*WHAT IS REQUIRED*
From the listing below, extract each line containing the string "color".

*RECORDS SUPPLIED*
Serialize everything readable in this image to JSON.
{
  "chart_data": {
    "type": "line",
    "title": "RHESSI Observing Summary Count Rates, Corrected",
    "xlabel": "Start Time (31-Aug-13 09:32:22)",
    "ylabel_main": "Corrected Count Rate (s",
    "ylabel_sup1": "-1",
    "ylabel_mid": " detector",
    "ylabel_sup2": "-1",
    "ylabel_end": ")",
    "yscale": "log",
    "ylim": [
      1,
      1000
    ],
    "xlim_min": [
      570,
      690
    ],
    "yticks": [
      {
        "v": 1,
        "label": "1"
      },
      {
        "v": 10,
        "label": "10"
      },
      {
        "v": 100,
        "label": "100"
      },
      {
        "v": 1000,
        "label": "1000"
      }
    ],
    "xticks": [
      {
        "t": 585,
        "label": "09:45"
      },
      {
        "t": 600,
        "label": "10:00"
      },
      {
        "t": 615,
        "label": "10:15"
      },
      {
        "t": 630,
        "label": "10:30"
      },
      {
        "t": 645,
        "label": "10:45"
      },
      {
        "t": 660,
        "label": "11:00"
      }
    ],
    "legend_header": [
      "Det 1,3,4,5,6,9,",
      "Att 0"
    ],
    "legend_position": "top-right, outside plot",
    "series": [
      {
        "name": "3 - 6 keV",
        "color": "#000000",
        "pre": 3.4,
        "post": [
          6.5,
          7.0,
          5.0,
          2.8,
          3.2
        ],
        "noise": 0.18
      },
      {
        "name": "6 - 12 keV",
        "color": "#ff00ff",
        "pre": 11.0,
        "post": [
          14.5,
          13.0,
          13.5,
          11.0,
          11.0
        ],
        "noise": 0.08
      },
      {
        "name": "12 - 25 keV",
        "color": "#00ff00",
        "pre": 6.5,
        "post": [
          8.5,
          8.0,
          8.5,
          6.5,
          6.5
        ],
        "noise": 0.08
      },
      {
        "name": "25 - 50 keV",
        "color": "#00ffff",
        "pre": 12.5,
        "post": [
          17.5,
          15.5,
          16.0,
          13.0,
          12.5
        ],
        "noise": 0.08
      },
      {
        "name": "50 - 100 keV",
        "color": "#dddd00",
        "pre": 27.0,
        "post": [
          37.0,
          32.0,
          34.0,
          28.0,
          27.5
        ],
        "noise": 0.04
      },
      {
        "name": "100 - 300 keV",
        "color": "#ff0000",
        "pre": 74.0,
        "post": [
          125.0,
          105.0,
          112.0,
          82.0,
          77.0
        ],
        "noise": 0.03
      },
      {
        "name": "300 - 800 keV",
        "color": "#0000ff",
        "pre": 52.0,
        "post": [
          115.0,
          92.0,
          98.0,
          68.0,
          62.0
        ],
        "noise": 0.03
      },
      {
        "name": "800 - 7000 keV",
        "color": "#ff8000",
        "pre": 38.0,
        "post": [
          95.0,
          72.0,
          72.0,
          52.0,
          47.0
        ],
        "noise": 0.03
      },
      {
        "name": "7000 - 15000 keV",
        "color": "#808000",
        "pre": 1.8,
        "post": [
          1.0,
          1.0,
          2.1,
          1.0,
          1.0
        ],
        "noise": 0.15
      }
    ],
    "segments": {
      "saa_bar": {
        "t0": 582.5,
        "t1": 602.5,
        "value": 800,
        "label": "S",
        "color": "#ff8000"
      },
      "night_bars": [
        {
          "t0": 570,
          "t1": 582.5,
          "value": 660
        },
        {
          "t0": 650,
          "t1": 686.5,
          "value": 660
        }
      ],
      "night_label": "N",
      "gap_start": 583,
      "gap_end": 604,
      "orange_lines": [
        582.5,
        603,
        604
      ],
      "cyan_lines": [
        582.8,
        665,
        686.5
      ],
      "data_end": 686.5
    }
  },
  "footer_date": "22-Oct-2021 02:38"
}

*EXERCISE RESPONSE*
        "color": "#000000",
        "color": "#ff00ff",
        "color": "#00ff00",
        "color": "#00ffff",
        "color": "#dddd00",
        "color": "#ff0000",
        "color": "#0000ff",
        "color": "#ff8000",
        "color": "#808000",
        "color": "#ff8000"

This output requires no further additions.